Prompt:
Skip the images. Copy the records exactly as written.

Stored rows:
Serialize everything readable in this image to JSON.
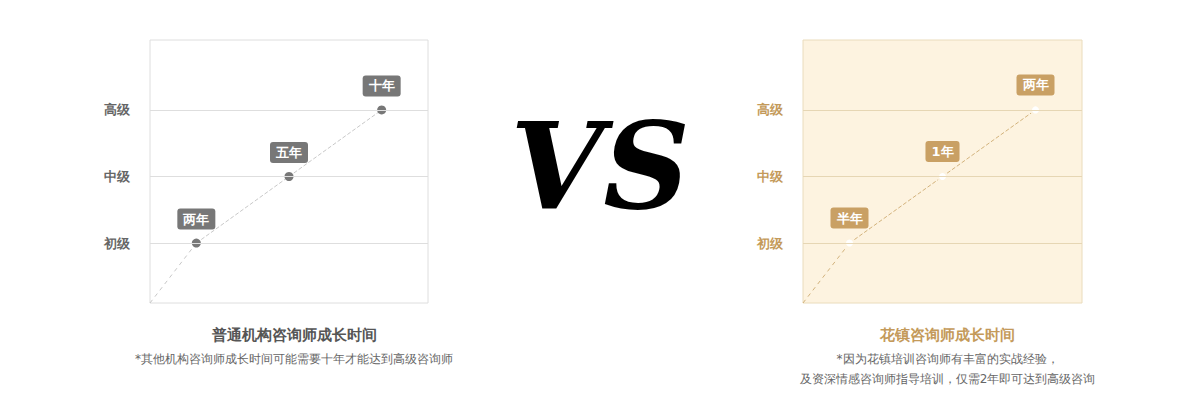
{
  "divider": "VS",
  "chart_data": [
    {
      "type": "line",
      "title": "普通机构咨询师成长时间",
      "subtitle": "*其他机构咨询师成长时间可能需要十年才能达到高级咨询师",
      "categories": [
        "两年",
        "五年",
        "十年"
      ],
      "values": [
        1,
        2,
        3
      ],
      "color": "#777777",
      "marker": "circle",
      "line_style": "dashed",
      "ylim": [
        0.1,
        4.05
      ],
      "yticks": [
        {
          "value": 1,
          "label": "初级"
        },
        {
          "value": 2,
          "label": "中级"
        },
        {
          "value": 3,
          "label": "高级"
        }
      ],
      "grid": true,
      "tick_labels": "y"
    },
    {
      "type": "line",
      "title": "花镇咨询师成长时间",
      "subtitle": "*因为花镇培训咨询师有丰富的实战经验，\n及资深情感咨询师指导培训，仅需2年即可达到高级咨询",
      "categories": [
        "半年",
        "1年",
        "两年"
      ],
      "values": [
        1,
        2,
        3
      ],
      "color": "#c9a064",
      "marker": "ring",
      "line_style": "dashed",
      "ylim": [
        0.1,
        4.05
      ],
      "yticks": [
        {
          "value": 1,
          "label": "初级"
        },
        {
          "value": 2,
          "label": "中级"
        },
        {
          "value": 3,
          "label": "高级"
        }
      ],
      "grid": true,
      "tick_labels": "y"
    }
  ]
}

Final answer:
Serialize everything readable in this image to JSON.
{
  "divider": "VS",
  "chart_data": [
    {
      "type": "line",
      "title": "普通机构咨询师成长时间",
      "subtitle": "*其他机构咨询师成长时间可能需要十年才能达到高级咨询师",
      "categories": [
        "两年",
        "五年",
        "十年"
      ],
      "values": [
        1,
        2,
        3
      ],
      "color": "#777777",
      "marker": "circle",
      "line_style": "dashed",
      "ylim": [
        0.1,
        4.05
      ],
      "yticks": [
        {
          "value": 1,
          "label": "初级"
        },
        {
          "value": 2,
          "label": "中级"
        },
        {
          "value": 3,
          "label": "高级"
        }
      ],
      "grid": true,
      "tick_labels": "y"
    },
    {
      "type": "line",
      "title": "花镇咨询师成长时间",
      "subtitle": "*因为花镇培训咨询师有丰富的实战经验，\n及资深情感咨询师指导培训，仅需2年即可达到高级咨询",
      "categories": [
        "半年",
        "1年",
        "两年"
      ],
      "values": [
        1,
        2,
        3
      ],
      "color": "#c9a064",
      "marker": "ring",
      "line_style": "dashed",
      "ylim": [
        0.1,
        4.05
      ],
      "yticks": [
        {
          "value": 1,
          "label": "初级"
        },
        {
          "value": 2,
          "label": "中级"
        },
        {
          "value": 3,
          "label": "高级"
        }
      ],
      "grid": true,
      "tick_labels": "y"
    }
  ]
}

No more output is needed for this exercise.